*** Document segment ***

The incorruptible body has a long history in Buddhism, most famously in the Lotus Sutra. Such famous figures as Tsongkhapa were said to have incorruptible bodies. Mummification of great lamas, such as the Dalai Lamas, has also been an important practice that continues in Tibetan exile communities with the mummification of the current Dalai Lama’s senior tutor Ling Rinpoche. In Itigelov’s case, although there are some circulating rumors that salt has been used to preserve his body, the official point of view of the Buddhist Sangha is that his body is miraculously self-preserved and has not been deliberately mummified or embalmed. Yet the notion of the preservation of the body of a leader as a display of sovereignty, exemplified by famous socialist corpses,such as those of Lenin, Stalin, and Mao, is not lost on Itigelov’s commentators. Shortly after Lenin’s death in 1924 and before the decision to embalm him was made, Soviet poet Vladimir Mayakovsky inadvertently created what would become a ubiquitous slogan posted in every classroom in the Soviet Union:

Lenin i teper’ zhivee vsekh zhivykh.

***

Task directions:
Answer these questions about the passage on incorruptible bodies:
(a) Which scripture is named as the most famous source for the incorruptible body in Buddhism?
(b) What is the official view of the Buddhist Sangha on how Itigelov's body has been preserved?
(c) In what year did Lenin die?

*** Data extract ***

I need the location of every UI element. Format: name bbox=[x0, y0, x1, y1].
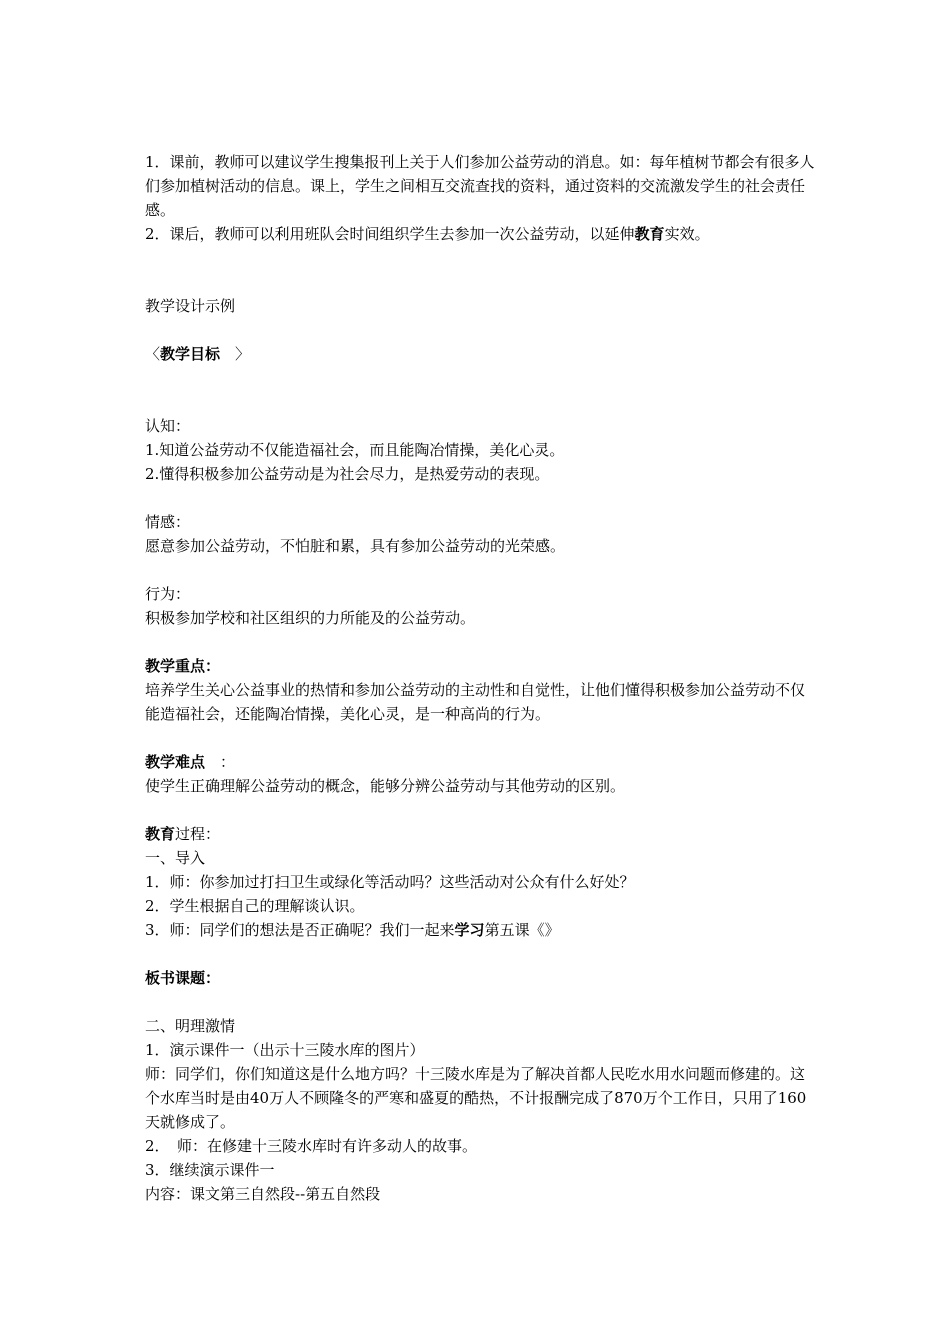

***

Reply to the task:
(a) The Lotus Sutra.
(b) His body is miraculously self-preserved and has not been deliberately mummified or embalmed.
(c) 1924.